[Records from a data source]
-- -- --

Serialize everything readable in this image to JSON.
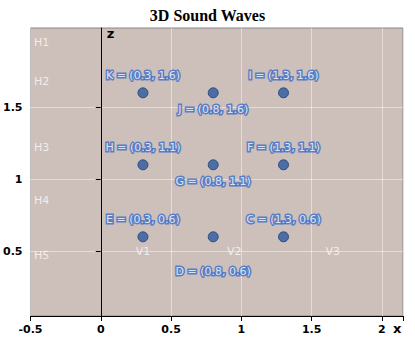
{
  "chart_data": {
    "type": "scatter",
    "title": "3D Sound Waves",
    "x_label": "x",
    "y_label": "z",
    "x": [
      0.3,
      0.8,
      1.3,
      0.3,
      0.8,
      1.3,
      0.3,
      0.8,
      1.3
    ],
    "values": [
      1.6,
      1.6,
      1.6,
      1.1,
      1.1,
      1.1,
      0.6,
      0.6,
      0.6
    ],
    "point_labels": [
      "K = (0.3, 1.6)",
      "J = (0.8, 1.6)",
      "I = (1.3, 1.6)",
      "H = (0.3, 1.1)",
      "G = (0.8, 1.1)",
      "F = (1.3, 1.1)",
      "E = (0.3, 0.6)",
      "D = (0.8, 0.6)",
      "C = (1.3, 0.6)"
    ],
    "color": "#2c5aa0",
    "marker": "circle",
    "xlim": [
      -0.5,
      2.15
    ],
    "xticks": [
      -0.5,
      0,
      0.5,
      1,
      1.5,
      2
    ],
    "ylim": [
      0.05,
      2.05
    ],
    "yticks": [
      0.5,
      1,
      1.5
    ],
    "grid": true,
    "annotations": [
      {
        "text": "H1",
        "x": -0.42,
        "y": 1.95
      },
      {
        "text": "H2",
        "x": -0.42,
        "y": 1.68
      },
      {
        "text": "H3",
        "x": -0.42,
        "y": 1.22
      },
      {
        "text": "H4",
        "x": -0.42,
        "y": 0.85
      },
      {
        "text": "H5",
        "x": -0.42,
        "y": 0.47
      },
      {
        "text": "V1",
        "x": 0.3,
        "y": 0.5
      },
      {
        "text": "V2",
        "x": 0.95,
        "y": 0.5
      },
      {
        "text": "V3",
        "x": 1.65,
        "y": 0.5
      }
    ]
  }
}
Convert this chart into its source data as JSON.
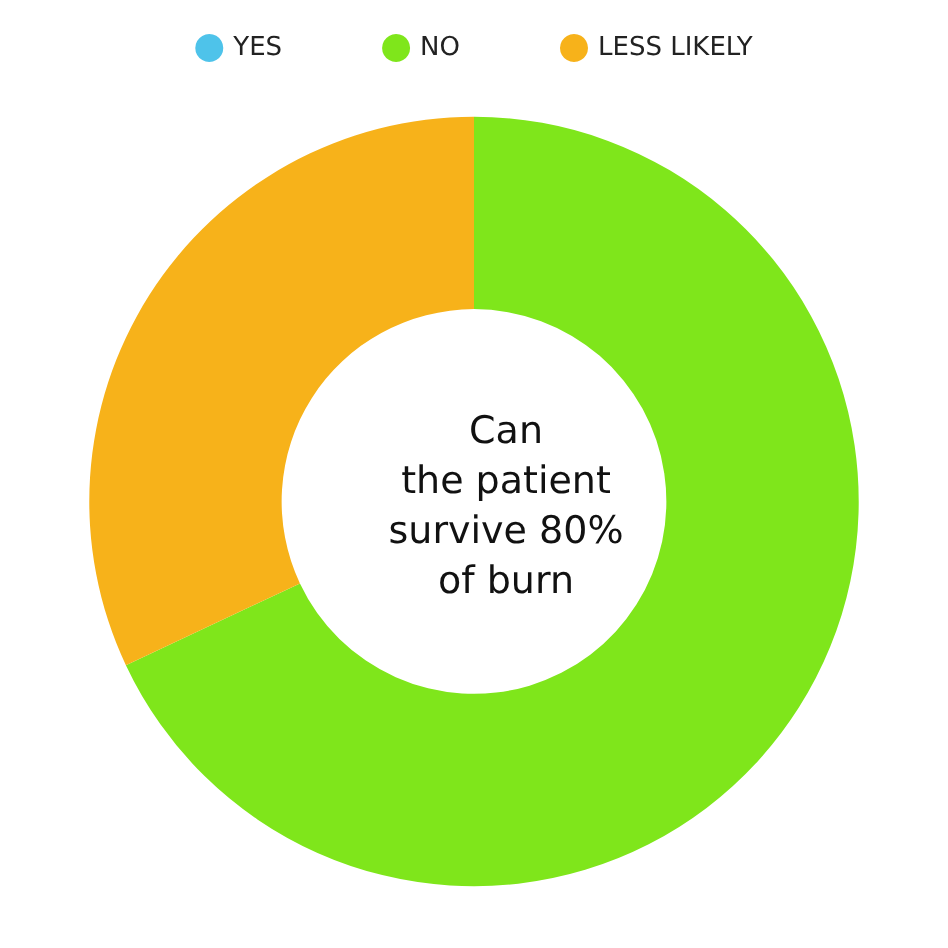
{
  "chart_data": {
    "type": "donut",
    "title": "Can\nthe patient\nsurvive 80%\nof burn",
    "categories": [
      "YES",
      "NO",
      "LESS LIKELY"
    ],
    "values": [
      0,
      68,
      32
    ],
    "colors": [
      "#4ec3ea",
      "#7fe61b",
      "#f7b21a"
    ],
    "legend": "top"
  }
}
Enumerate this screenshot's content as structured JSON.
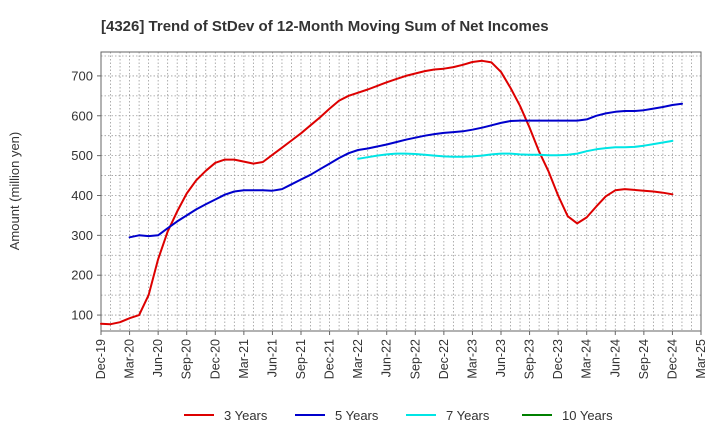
{
  "chart_data": {
    "type": "line",
    "title": "[4326]  Trend of StDev of 12-Month Moving Sum of Net Incomes",
    "ylabel": "Amount (million yen)",
    "xlabel": "",
    "ylim": [
      60,
      760
    ],
    "yticks": [
      100,
      200,
      300,
      400,
      500,
      600,
      700
    ],
    "xticks": [
      "Dec-19",
      "Mar-20",
      "Jun-20",
      "Sep-20",
      "Dec-20",
      "Mar-21",
      "Jun-21",
      "Sep-21",
      "Dec-21",
      "Mar-22",
      "Jun-22",
      "Sep-22",
      "Dec-22",
      "Mar-23",
      "Jun-23",
      "Sep-23",
      "Dec-23",
      "Mar-24",
      "Jun-24",
      "Sep-24",
      "Dec-24",
      "Mar-25"
    ],
    "grid": true,
    "legend_position": "bottom",
    "series": [
      {
        "name": "3 Years",
        "color": "#dd0000",
        "start_month_index": 0,
        "values": [
          78,
          77,
          82,
          92,
          100,
          150,
          240,
          310,
          360,
          405,
          438,
          462,
          482,
          490,
          490,
          485,
          480,
          484,
          502,
          520,
          538,
          556,
          576,
          596,
          618,
          638,
          650,
          658,
          666,
          675,
          684,
          692,
          700,
          706,
          712,
          716,
          718,
          722,
          728,
          735,
          738,
          734,
          710,
          670,
          625,
          570,
          510,
          460,
          400,
          348,
          330,
          345,
          372,
          398,
          413,
          416,
          414,
          412,
          410,
          407,
          403
        ]
      },
      {
        "name": "5 Years",
        "color": "#0000cc",
        "start_month_index": 3,
        "values": [
          295,
          300,
          298,
          300,
          318,
          335,
          350,
          365,
          378,
          390,
          402,
          410,
          413,
          413,
          413,
          412,
          416,
          428,
          440,
          452,
          466,
          480,
          494,
          506,
          514,
          518,
          523,
          528,
          534,
          540,
          545,
          550,
          554,
          557,
          559,
          561,
          565,
          570,
          576,
          582,
          587,
          588,
          588,
          588,
          588,
          588,
          588,
          588,
          591,
          600,
          606,
          610,
          612,
          612,
          614,
          618,
          622,
          627,
          630
        ]
      },
      {
        "name": "7 Years",
        "color": "#00e5e5",
        "start_month_index": 27,
        "values": [
          492,
          496,
          500,
          503,
          505,
          505,
          504,
          502,
          500,
          498,
          497,
          497,
          498,
          500,
          503,
          505,
          505,
          503,
          502,
          502,
          501,
          501,
          502,
          505,
          511,
          516,
          519,
          521,
          521,
          522,
          525,
          529,
          533,
          537
        ]
      },
      {
        "name": "10 Years",
        "color": "#008000",
        "start_month_index": 0,
        "values": []
      }
    ]
  }
}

-- -- --

● **WORK INSTRUCTIONS**: Quote the records above exactly, leaving out any pictures.

● **TASK RESPONSE**:
Serialize everything readable in this image to JSON.
{
  "chart_data": {
    "type": "scatter",
    "title": "3D Sound Waves",
    "x_label": "x",
    "y_label": "z",
    "x": [
      0.3,
      0.8,
      1.3,
      0.3,
      0.8,
      1.3,
      0.3,
      0.8,
      1.3
    ],
    "values": [
      1.6,
      1.6,
      1.6,
      1.1,
      1.1,
      1.1,
      0.6,
      0.6,
      0.6
    ],
    "point_labels": [
      "K = (0.3, 1.6)",
      "J = (0.8, 1.6)",
      "I = (1.3, 1.6)",
      "H = (0.3, 1.1)",
      "G = (0.8, 1.1)",
      "F = (1.3, 1.1)",
      "E = (0.3, 0.6)",
      "D = (0.8, 0.6)",
      "C = (1.3, 0.6)"
    ],
    "color": "#2c5aa0",
    "marker": "circle",
    "xlim": [
      -0.5,
      2.15
    ],
    "xticks": [
      -0.5,
      0,
      0.5,
      1,
      1.5,
      2
    ],
    "ylim": [
      0.05,
      2.05
    ],
    "yticks": [
      0.5,
      1,
      1.5
    ],
    "grid": true,
    "annotations": [
      {
        "text": "H1",
        "x": -0.42,
        "y": 1.95
      },
      {
        "text": "H2",
        "x": -0.42,
        "y": 1.68
      },
      {
        "text": "H3",
        "x": -0.42,
        "y": 1.22
      },
      {
        "text": "H4",
        "x": -0.42,
        "y": 0.85
      },
      {
        "text": "H5",
        "x": -0.42,
        "y": 0.47
      },
      {
        "text": "V1",
        "x": 0.3,
        "y": 0.5
      },
      {
        "text": "V2",
        "x": 0.95,
        "y": 0.5
      },
      {
        "text": "V3",
        "x": 1.65,
        "y": 0.5
      }
    ]
  }
}
Convert this chart into its source data as JSON.
{
  "chart_data": {
    "type": "donut",
    "title": "Can\nthe patient\nsurvive 80%\nof burn",
    "categories": [
      "YES",
      "NO",
      "LESS LIKELY"
    ],
    "values": [
      0,
      68,
      32
    ],
    "colors": [
      "#4ec3ea",
      "#7fe61b",
      "#f7b21a"
    ],
    "legend": "top"
  }
}
Enumerate this screenshot's content as structured JSON.
{
  "chart_data": {
    "type": "line",
    "title": "[4326]  Trend of StDev of 12-Month Moving Sum of Net Incomes",
    "ylabel": "Amount (million yen)",
    "xlabel": "",
    "ylim": [
      60,
      760
    ],
    "yticks": [
      100,
      200,
      300,
      400,
      500,
      600,
      700
    ],
    "xticks": [
      "Dec-19",
      "Mar-20",
      "Jun-20",
      "Sep-20",
      "Dec-20",
      "Mar-21",
      "Jun-21",
      "Sep-21",
      "Dec-21",
      "Mar-22",
      "Jun-22",
      "Sep-22",
      "Dec-22",
      "Mar-23",
      "Jun-23",
      "Sep-23",
      "Dec-23",
      "Mar-24",
      "Jun-24",
      "Sep-24",
      "Dec-24",
      "Mar-25"
    ],
    "grid": true,
    "legend_position": "bottom",
    "series": [
      {
        "name": "3 Years",
        "color": "#dd0000",
        "start_month_index": 0,
        "values": [
          78,
          77,
          82,
          92,
          100,
          150,
          240,
          310,
          360,
          405,
          438,
          462,
          482,
          490,
          490,
          485,
          480,
          484,
          502,
          520,
          538,
          556,
          576,
          596,
          618,
          638,
          650,
          658,
          666,
          675,
          684,
          692,
          700,
          706,
          712,
          716,
          718,
          722,
          728,
          735,
          738,
          734,
          710,
          670,
          625,
          570,
          510,
          460,
          400,
          348,
          330,
          345,
          372,
          398,
          413,
          416,
          414,
          412,
          410,
          407,
          403
        ]
      },
      {
        "name": "5 Years",
        "color": "#0000cc",
        "start_month_index": 3,
        "values": [
          295,
          300,
          298,
          300,
          318,
          335,
          350,
          365,
          378,
          390,
          402,
          410,
          413,
          413,
          413,
          412,
          416,
          428,
          440,
          452,
          466,
          480,
          494,
          506,
          514,
          518,
          523,
          528,
          534,
          540,
          545,
          550,
          554,
          557,
          559,
          561,
          565,
          570,
          576,
          582,
          587,
          588,
          588,
          588,
          588,
          588,
          588,
          588,
          591,
          600,
          606,
          610,
          612,
          612,
          614,
          618,
          622,
          627,
          630
        ]
      },
      {
        "name": "7 Years",
        "color": "#00e5e5",
        "start_month_index": 27,
        "values": [
          492,
          496,
          500,
          503,
          505,
          505,
          504,
          502,
          500,
          498,
          497,
          497,
          498,
          500,
          503,
          505,
          505,
          503,
          502,
          502,
          501,
          501,
          502,
          505,
          511,
          516,
          519,
          521,
          521,
          522,
          525,
          529,
          533,
          537
        ]
      },
      {
        "name": "10 Years",
        "color": "#008000",
        "start_month_index": 0,
        "values": []
      }
    ]
  }
}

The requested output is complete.